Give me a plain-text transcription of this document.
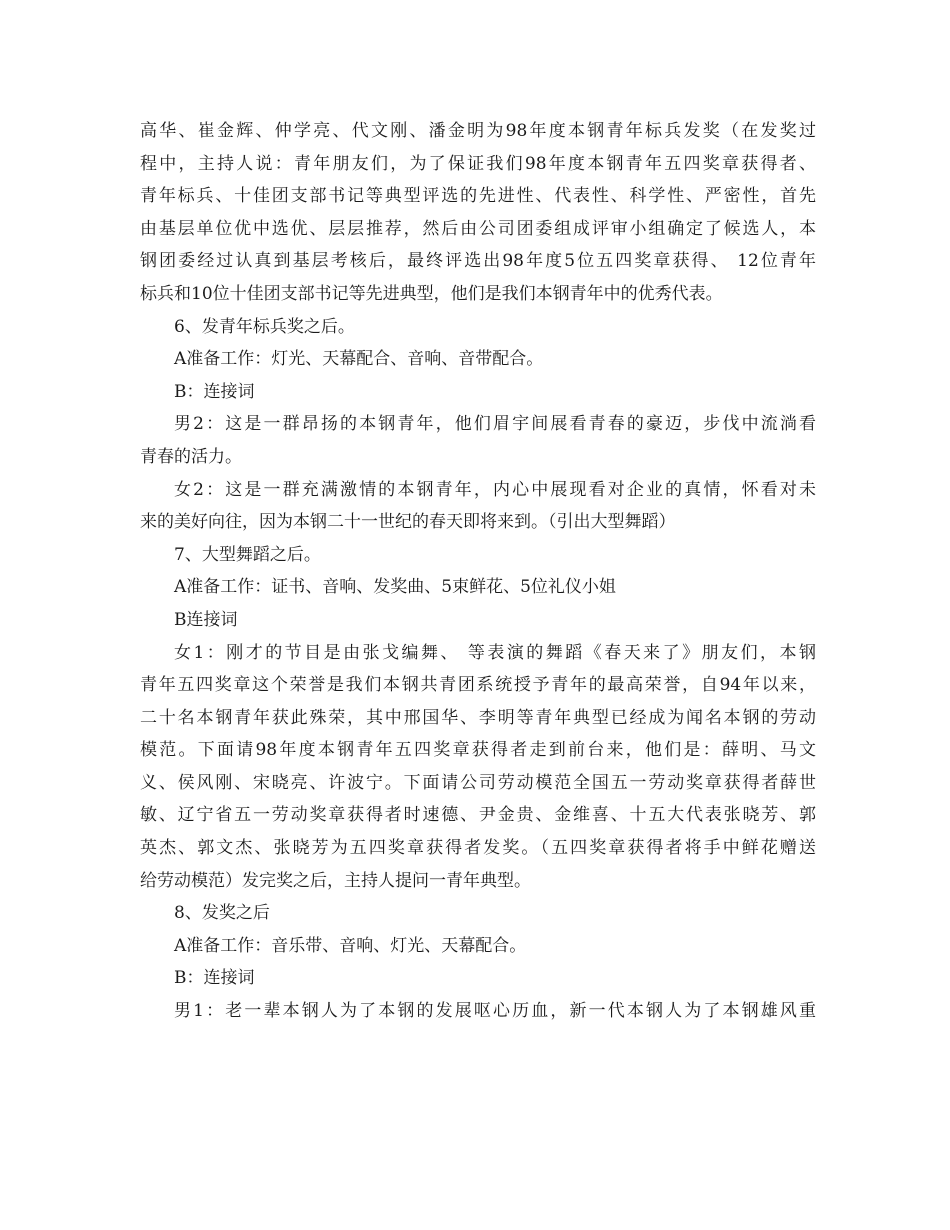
高华、崔金辉、仲学亮、代文刚、潘金明为98年度本钢青年标兵发奖（在发奖过
程中，主持人说：青年朋友们，为了保证我们98年度本钢青年五四奖章获得者、
青年标兵、十佳团支部书记等典型评选的先进性、代表性、科学性、严密性，首先
由基层单位优中选优、层层推荐，然后由公司团委组成评审小组确定了候选人，本
钢团委经过认真到基层考核后，最终评选出98年度5位五四奖章获得、 12位青年
标兵和10位十佳团支部书记等先进典型，他们是我们本钢青年中的优秀代表。
6、发青年标兵奖之后。
A准备工作：灯光、天幕配合、音响、音带配合。
B：连接词
男2：这是一群昂扬的本钢青年，他们眉宇间展看青春的豪迈，步伐中流淌看
青春的活力。
女2：这是一群充满激情的本钢青年，内心中展现看对企业的真情，怀看对未
来的美好向往，因为本钢二十一世纪的春天即将来到。（引出大型舞蹈）
7、大型舞蹈之后。
A准备工作：证书、音响、发奖曲、5束鲜花、5位礼仪小姐
B连接词
女1：刚才的节目是由张戈编舞、 等表演的舞蹈《春天来了》朋友们，本钢
青年五四奖章这个荣誉是我们本钢共青团系统授予青年的最高荣誉，自94年以来，
二十名本钢青年获此殊荣，其中邢国华、李明等青年典型已经成为闻名本钢的劳动
模范。下面请98年度本钢青年五四奖章获得者走到前台来，他们是：薛明、马文
义、侯风刚、宋晓亮、许波宁。下面请公司劳动模范全国五一劳动奖章获得者薛世
敏、辽宁省五一劳动奖章获得者时速德、尹金贵、金维喜、十五大代表张晓芳、郭
英杰、郭文杰、张晓芳为五四奖章获得者发奖。（五四奖章获得者将手中鲜花赠送
给劳动模范）发完奖之后，主持人提问一青年典型。
8、发奖之后
A准备工作：音乐带、音响、灯光、天幕配合。
B：连接词
男1：老一辈本钢人为了本钢的发展呕心历血，新一代本钢人为了本钢雄风重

_ _ _ _ _ _ _

■ To be done
Restate the records above in full, word for word. Keep pictures out.

■ Task result
Give me a plain-text transcription of this document.
高华、崔金辉、仲学亮、代文刚、潘金明为98年度本钢青年标兵发奖（在发奖过
程中，主持人说：青年朋友们，为了保证我们98年度本钢青年五四奖章获得者、
青年标兵、十佳团支部书记等典型评选的先进性、代表性、科学性、严密性，首先
由基层单位优中选优、层层推荐，然后由公司团委组成评审小组确定了候选人，本
钢团委经过认真到基层考核后，最终评选出98年度5位五四奖章获得、 12位青年
标兵和10位十佳团支部书记等先进典型，他们是我们本钢青年中的优秀代表。
6、发青年标兵奖之后。
A准备工作：灯光、天幕配合、音响、音带配合。
B：连接词
男2：这是一群昂扬的本钢青年，他们眉宇间展看青春的豪迈，步伐中流淌看
青春的活力。
女2：这是一群充满激情的本钢青年，内心中展现看对企业的真情，怀看对未
来的美好向往，因为本钢二十一世纪的春天即将来到。（引出大型舞蹈）
7、大型舞蹈之后。
A准备工作：证书、音响、发奖曲、5束鲜花、5位礼仪小姐
B连接词
女1：刚才的节目是由张戈编舞、 等表演的舞蹈《春天来了》朋友们，本钢
青年五四奖章这个荣誉是我们本钢共青团系统授予青年的最高荣誉，自94年以来，
二十名本钢青年获此殊荣，其中邢国华、李明等青年典型已经成为闻名本钢的劳动
模范。下面请98年度本钢青年五四奖章获得者走到前台来，他们是：薛明、马文
义、侯风刚、宋晓亮、许波宁。下面请公司劳动模范全国五一劳动奖章获得者薛世
敏、辽宁省五一劳动奖章获得者时速德、尹金贵、金维喜、十五大代表张晓芳、郭
英杰、郭文杰、张晓芳为五四奖章获得者发奖。（五四奖章获得者将手中鲜花赠送
给劳动模范）发完奖之后，主持人提问一青年典型。
8、发奖之后
A准备工作：音乐带、音响、灯光、天幕配合。
B：连接词
男1：老一辈本钢人为了本钢的发展呕心历血，新一代本钢人为了本钢雄风重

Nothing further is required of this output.